SET EXERCISE:
Echo the lines that begin with the line containing "header-rule-bottom (402, 245, 598, 246)" and end with the line containing "poem-line-3: 入笼喂养的蝈蝈——我笼里的囚犯 (44, 76, 269, 97)", including both of those lines.

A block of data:
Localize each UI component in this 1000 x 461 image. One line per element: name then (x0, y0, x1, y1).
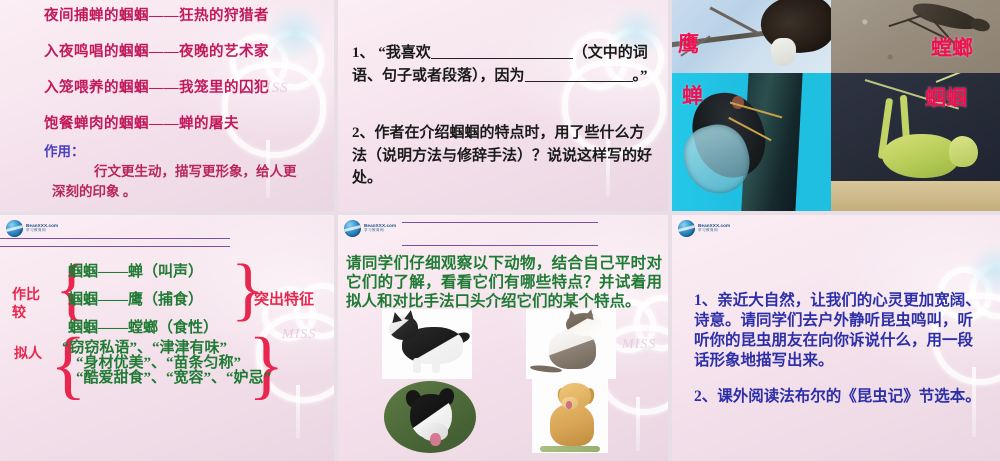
header-rule-bottom (402, 245, 598, 246)
fill-blank-2 (525, 81, 633, 82)
site-logo: BeanXXX.com 学习教育网 (678, 218, 734, 238)
slide-3[interactable]: 鹰 螳螂 蝉 蝈蝈 (672, 0, 1000, 211)
mantis-photo (831, 0, 1000, 73)
globe-icon (344, 220, 361, 237)
slide-thumbnail-grid: MISS 夜间捕蝉的蝈蝈——狂热的狩猎者 入夜鸣唱的蝈蝈——夜晚的艺术家 入笼喂… (0, 0, 1000, 461)
border-collie-photo (384, 381, 476, 453)
homework-item-1: 1、亲近大自然，让我们的心灵更加宽阔、诗意。请同学们去户外静听昆虫鸣叫，听听你的… (694, 291, 982, 372)
question-1-part-c: 。” (633, 68, 648, 84)
cat-tabby-white-photo (526, 309, 616, 379)
header-rule-top (0, 238, 230, 239)
logo-sub: 学习教育网 (26, 229, 58, 233)
logo-sub: 学习教育网 (698, 229, 730, 233)
header-rule-top (402, 222, 598, 223)
site-logo: BeanXXX.com 学习教育网 (6, 218, 62, 238)
poem-line-2: 入夜鸣唱的蝈蝈——夜晚的艺术家 (44, 40, 269, 61)
slide-5[interactable]: BeanXXX.com 学习教育网 MISS 请同学们仔细观察以下动物，结合自己… (338, 215, 668, 461)
person-item-3: “酷爱甜食”、“宽容”、“妒忌” (62, 371, 277, 386)
cat-black-white-photo (382, 309, 472, 379)
katydid-caption: 蝈蝈 (925, 82, 967, 112)
poem-line-3: 入笼喂养的蝈蝈——我笼里的囚犯 (44, 76, 269, 97)
globe-icon (678, 220, 695, 237)
poem-line-1: 夜间捕蝉的蝈蝈——狂热的狩猎者 (44, 4, 269, 25)
question-2: 2、作者在介绍蝈蝈的特点时，用了些什么方法（说明方法与修辞手法）？说说这样写的好… (352, 122, 658, 190)
compare-item-1: 蝈蝈——蝉（叫声） (68, 260, 203, 281)
site-logo: BeanXXX.com 学习教育网 (344, 218, 400, 238)
person-label: 拟人 (14, 346, 42, 364)
slide-6[interactable]: BeanXXX.com 学习教育网 1、亲近大自然，让我们的心灵更加宽阔、诗意。… (672, 215, 1000, 461)
logo-sub: 学习教育网 (364, 229, 396, 233)
function-text: 行文更生动，描写更形象，给人更深刻的印象 。 (52, 162, 302, 201)
cicada-caption: 蝉 (682, 80, 703, 110)
question-1: 1、 “我喜欢（文中的词语、句子或者段落），因为。” (352, 42, 658, 87)
slide-4[interactable]: BeanXXX.com 学习教育网 MISS 作比较 { } 蝈蝈——蝉（叫声）… (0, 215, 334, 461)
mantis-caption: 螳螂 (931, 32, 973, 62)
compare-item-2: 蝈蝈——鹰（捕食） (68, 288, 203, 309)
decor-miss-text: MISS (622, 337, 656, 353)
homework-item-2: 2、课外阅读法布尔的《昆虫记》节选本。 (694, 387, 982, 407)
question-1-part-a: 1、 “我喜欢 (352, 45, 431, 61)
header-rule-bottom (0, 246, 230, 247)
person-item-2: “身材优美”、“苗条匀称” (62, 356, 277, 371)
compare-label: 作比较 (12, 287, 52, 322)
golden-retriever-photo (532, 379, 608, 453)
poem-line-4: 饱餐蝉肉的蝈蝈——蝉的屠夫 (44, 112, 239, 133)
function-label: 作用： (44, 140, 85, 160)
decor-miss-text: MISS (282, 327, 316, 343)
observation-instruction: 请同学们仔细观察以下动物，结合自己平时对它们的了解，看看它们有哪些特点？并试着用… (346, 255, 662, 312)
katydid-photo (831, 73, 1000, 211)
compare-result: 突出特征 (254, 288, 314, 309)
slide-2[interactable]: 1、 “我喜欢（文中的词语、句子或者段落），因为。” 2、作者在介绍蝈蝈的特点时… (338, 0, 668, 211)
person-item-1: “窃窃私语”、“津津有味” (62, 341, 277, 356)
globe-icon (6, 220, 23, 237)
compare-item-3: 蝈蝈——螳螂（食性） (68, 316, 218, 337)
fill-blank-1 (431, 58, 573, 59)
slide-1[interactable]: MISS 夜间捕蝉的蝈蝈——狂热的狩猎者 入夜鸣唱的蝈蝈——夜晚的艺术家 入笼喂… (0, 0, 334, 211)
eagle-caption: 鹰 (678, 28, 699, 58)
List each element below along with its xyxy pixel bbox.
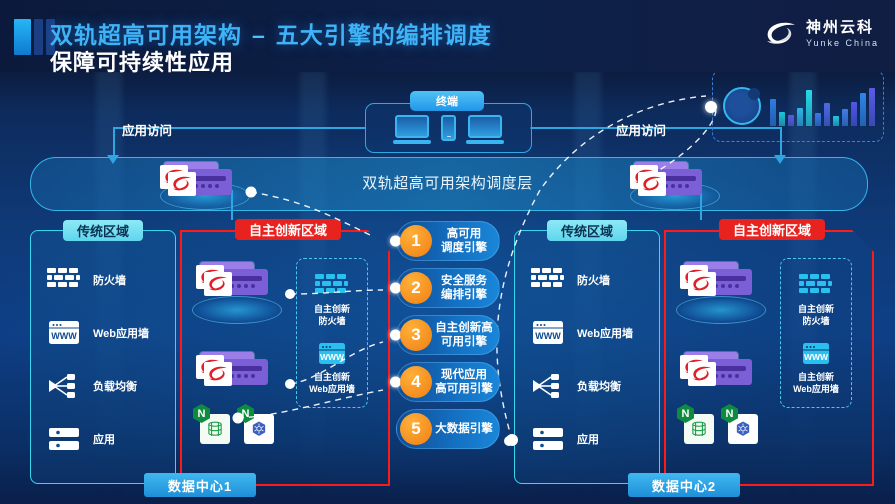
- waf-window-icon: WWW: [529, 318, 567, 348]
- dc1-trad-label-3: 应用: [93, 431, 115, 447]
- svg-text:WWW: WWW: [320, 352, 345, 362]
- dc1-innovation-panel-label-0: 自主创新防火墙: [314, 304, 350, 327]
- load-balancer-icon: [529, 371, 567, 401]
- dc1-server-pedestal: [192, 296, 282, 324]
- slide-header: 双轨超高可用架构–五大引擎的编排调度 保障可持续性应用 神州云科 Yunke C…: [0, 0, 895, 72]
- svg-text:WWW: WWW: [535, 331, 561, 341]
- engine-number-badge: 3: [400, 319, 432, 351]
- bar-4: [797, 108, 803, 126]
- dc2-trad-item-3[interactable]: 应用: [529, 424, 599, 454]
- nginx-kubernetes-icon: [246, 417, 272, 441]
- engine-item-2[interactable]: 2安全服务编排引擎: [396, 268, 500, 308]
- firewall-brick-icon: [45, 265, 83, 295]
- engine-number-badge: 5: [400, 413, 432, 445]
- bar-3: [788, 115, 794, 126]
- dc2-innovation-server-1[interactable]: [684, 352, 754, 386]
- load-balancer-icon-wrap: [529, 371, 567, 401]
- scheduling-layer-label: 双轨超高可用架构调度层: [0, 172, 895, 193]
- application-server-icon: [45, 424, 83, 454]
- engine-label: 大数据引擎: [433, 422, 499, 436]
- waf-window-icon-wrap: WWW: [529, 318, 567, 348]
- dc1-nginx-database-icon[interactable]: N: [200, 414, 230, 444]
- waf-window-icon: WWW: [45, 318, 83, 348]
- dc1-trad-item-1[interactable]: WWWWeb应用墙: [45, 318, 149, 348]
- svg-text:WWW: WWW: [51, 331, 77, 341]
- load-balancer-icon: [45, 371, 83, 401]
- dc1-innovation-zone-title: 自主创新区域: [235, 219, 341, 240]
- bar-7: [824, 103, 830, 126]
- datacenter-1: 传统区域防火墙WWWWeb应用墙负载均衡应用自主创新区域自主创新防火墙WWW自主…: [24, 218, 386, 476]
- dc2-trad-label-0: 防火墙: [577, 272, 610, 288]
- donut-chart-icon: [723, 87, 761, 125]
- dc2-trad-item-1[interactable]: WWWWeb应用墙: [529, 318, 633, 348]
- spiral-logo-icon: [168, 172, 196, 196]
- dc2-trad-label-2: 负载均衡: [577, 378, 621, 394]
- page-title-dash: –: [242, 22, 276, 48]
- brand-logo: 神州云科 Yunke China: [764, 20, 879, 48]
- bar-8: [833, 116, 839, 126]
- nginx-database-icon: [202, 417, 228, 441]
- dc2-innovation-panel-item-0[interactable]: 自主创新防火墙: [797, 271, 835, 327]
- spiral-logo-icon: [204, 362, 232, 386]
- connector-node-icon: [705, 101, 717, 113]
- dc1-nginx-kubernetes-icon[interactable]: N: [244, 414, 274, 444]
- dc2-traditional-zone[interactable]: 传统区域防火墙WWWWeb应用墙负载均衡应用: [514, 230, 660, 484]
- firewall-brick-icon: [529, 265, 567, 295]
- nginx-kubernetes-icon: [730, 417, 756, 441]
- dc1-innovation-panel-label-1: 自主创新Web应用墙: [309, 372, 355, 395]
- accent-bars-icon: [14, 19, 55, 55]
- dc2-traditional-zone-title: 传统区域: [547, 220, 627, 241]
- engine-item-4[interactable]: 4现代应用高可用引擎: [396, 362, 500, 402]
- firewall-brick-icon-cyan: [313, 271, 351, 301]
- phone-icon: [441, 115, 456, 141]
- application-server-icon-wrap: [45, 424, 83, 454]
- page-subtitle: 保障可持续性应用: [50, 45, 234, 77]
- metrics-widget[interactable]: [712, 70, 884, 142]
- bar-10: [851, 102, 857, 126]
- waf-window-icon-wrap: WWW: [45, 318, 83, 348]
- bar-1: [770, 99, 776, 126]
- dc2-server-pedestal: [676, 296, 766, 324]
- firewall-brick-icon-wrap: [529, 265, 567, 295]
- engine-number-badge: 4: [400, 366, 432, 398]
- dc2-innovation-zone-title: 自主创新区域: [719, 219, 825, 240]
- bar-2: [779, 112, 785, 126]
- bar-5: [806, 90, 812, 126]
- application-server-icon-wrap: [529, 424, 567, 454]
- bar-11: [860, 93, 866, 126]
- firewall-brick-icon-wrap: [45, 265, 83, 295]
- laptop-icon: [395, 115, 429, 141]
- engine-label: 高可用调度引擎: [433, 227, 499, 255]
- slide-canvas: 双轨超高可用架构–五大引擎的编排调度 保障可持续性应用 神州云科 Yunke C…: [0, 0, 895, 504]
- dc1-trad-label-2: 负载均衡: [93, 378, 137, 394]
- load-balancer-icon-wrap: [45, 371, 83, 401]
- engine-list: 1高可用调度引擎2安全服务编排引擎3自主创新高可用引擎4现代应用高可用引擎5大数…: [396, 221, 500, 456]
- page-title-sub: 五大引擎的编排调度: [276, 22, 492, 48]
- bar-9: [842, 109, 848, 126]
- brand-name-en: Yunke China: [806, 39, 879, 49]
- waf-window-icon-cyan: WWW: [797, 339, 835, 369]
- bar-12: [869, 88, 875, 126]
- dc2-innovation-server-0[interactable]: [684, 262, 754, 296]
- engine-number-badge: 2: [400, 272, 432, 304]
- terminal-label: 终端: [410, 91, 484, 111]
- dc2-trad-label-3: 应用: [577, 431, 599, 447]
- access-label-right: 应用访问: [616, 120, 666, 139]
- dc1-innovation-panel: 自主创新防火墙WWW自主创新Web应用墙: [296, 258, 368, 408]
- band-server-left: [164, 162, 234, 196]
- engine-item-1[interactable]: 1高可用调度引擎: [396, 221, 500, 261]
- engine-label: 现代应用高可用引擎: [433, 368, 499, 396]
- dc1-trad-item-3[interactable]: 应用: [45, 424, 115, 454]
- dc2-trad-item-2[interactable]: 负载均衡: [529, 371, 621, 401]
- nginx-database-icon: [686, 417, 712, 441]
- dc2-trad-label-1: Web应用墙: [577, 325, 633, 341]
- band-server-right: [634, 162, 704, 196]
- access-label-left: 应用访问: [122, 120, 172, 139]
- application-server-icon: [529, 424, 567, 454]
- dc1-traditional-zone-title: 传统区域: [63, 220, 143, 241]
- dc1-label: 数据中心1: [144, 473, 256, 497]
- dc2-innovation-panel-label-0: 自主创新防火墙: [798, 304, 834, 327]
- engine-label: 安全服务编排引擎: [433, 274, 499, 302]
- bar-chart-icon: [770, 86, 875, 126]
- dc2-innovation-panel-item-1[interactable]: WWW自主创新Web应用墙: [793, 339, 839, 395]
- dc2-label: 数据中心2: [628, 473, 740, 497]
- arrow-down-icon: [107, 155, 119, 164]
- engine-number-badge: 1: [400, 225, 432, 257]
- engine-item-3[interactable]: 3自主创新高可用引擎: [396, 315, 500, 355]
- dc2-innovation-panel-label-1: 自主创新Web应用墙: [793, 372, 839, 395]
- dc2-nginx-database-icon[interactable]: N: [684, 414, 714, 444]
- dc1-traditional-zone[interactable]: 传统区域防火墙WWWWeb应用墙负载均衡应用: [30, 230, 176, 484]
- dc2-innovation-panel: 自主创新防火墙WWW自主创新Web应用墙: [780, 258, 852, 408]
- spiral-logo-icon: [688, 272, 716, 296]
- bar-6: [815, 113, 821, 126]
- laptop-icon: [468, 115, 502, 141]
- dc1-trad-item-2[interactable]: 负载均衡: [45, 371, 137, 401]
- dc1-innovation-server-1[interactable]: [200, 352, 270, 386]
- waf-window-icon-cyan: WWW: [313, 339, 351, 369]
- brand-name-cn: 神州云科: [806, 20, 879, 37]
- dc2-nginx-kubernetes-icon[interactable]: N: [728, 414, 758, 444]
- dc1-innovation-server-0[interactable]: [200, 262, 270, 296]
- dc1-trad-label-1: Web应用墙: [93, 325, 149, 341]
- dc1-innovation-panel-item-0[interactable]: 自主创新防火墙: [313, 271, 351, 327]
- spiral-logo-icon: [204, 272, 232, 296]
- dc2-trad-item-0[interactable]: 防火墙: [529, 265, 610, 295]
- dc1-innovation-panel-item-1[interactable]: WWW自主创新Web应用墙: [309, 339, 355, 395]
- spiral-logo-icon: [688, 362, 716, 386]
- engine-item-5[interactable]: 5大数据引擎: [396, 409, 500, 449]
- svg-text:WWW: WWW: [804, 352, 829, 362]
- arrow-down-icon: [774, 155, 786, 164]
- spiral-logo-icon: [764, 21, 798, 47]
- firewall-brick-icon-cyan: [797, 271, 835, 301]
- dc1-trad-label-0: 防火墙: [93, 272, 126, 288]
- spiral-logo-icon: [638, 172, 666, 196]
- engine-label: 自主创新高可用引擎: [433, 321, 499, 349]
- datacenter-2: 传统区域防火墙WWWWeb应用墙负载均衡应用自主创新区域自主创新防火墙WWW自主…: [508, 218, 870, 476]
- dc1-trad-item-0[interactable]: 防火墙: [45, 265, 126, 295]
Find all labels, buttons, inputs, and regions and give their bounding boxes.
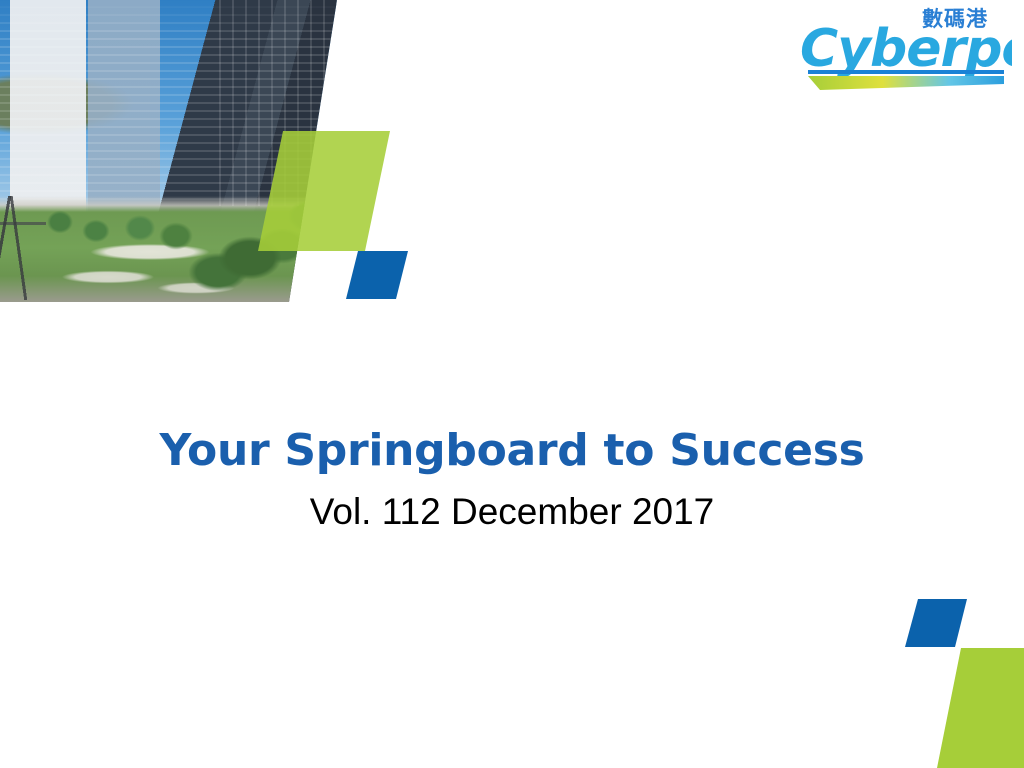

ANSWER TO THE EXERCISE:
header-rule-bottom (402, 245, 598, 246)
fill-blank-2 (525, 81, 633, 82)
site-logo: BeanXXX.com 学习教育网 (678, 218, 734, 238)
slide-3[interactable]: 鹰 螳螂 蝉 蝈蝈 (672, 0, 1000, 211)
mantis-photo (831, 0, 1000, 73)
globe-icon (344, 220, 361, 237)
slide-thumbnail-grid: MISS 夜间捕蝉的蝈蝈——狂热的狩猎者 入夜鸣唱的蝈蝈——夜晚的艺术家 入笼喂… (0, 0, 1000, 461)
border-collie-photo (384, 381, 476, 453)
homework-item-1: 1、亲近大自然，让我们的心灵更加宽阔、诗意。请同学们去户外静听昆虫鸣叫，听听你的… (694, 291, 982, 372)
question-1-part-c: 。” (633, 68, 648, 84)
cat-tabby-white-photo (526, 309, 616, 379)
header-rule-top (0, 238, 230, 239)
logo-sub: 学习教育网 (26, 229, 58, 233)
logo-sub: 学习教育网 (698, 229, 730, 233)
header-rule-top (402, 222, 598, 223)
site-logo: BeanXXX.com 学习教育网 (6, 218, 62, 238)
poem-line-2: 入夜鸣唱的蝈蝈——夜晚的艺术家 (44, 40, 269, 61)
slide-5[interactable]: BeanXXX.com 学习教育网 MISS 请同学们仔细观察以下动物，结合自己… (338, 215, 668, 461)
person-item-3: “酷爱甜食”、“宽容”、“妒忌” (62, 371, 277, 386)
cat-black-white-photo (382, 309, 472, 379)
katydid-caption: 蝈蝈 (925, 82, 967, 112)
poem-line-3: 入笼喂养的蝈蝈——我笼里的囚犯 (44, 76, 269, 97)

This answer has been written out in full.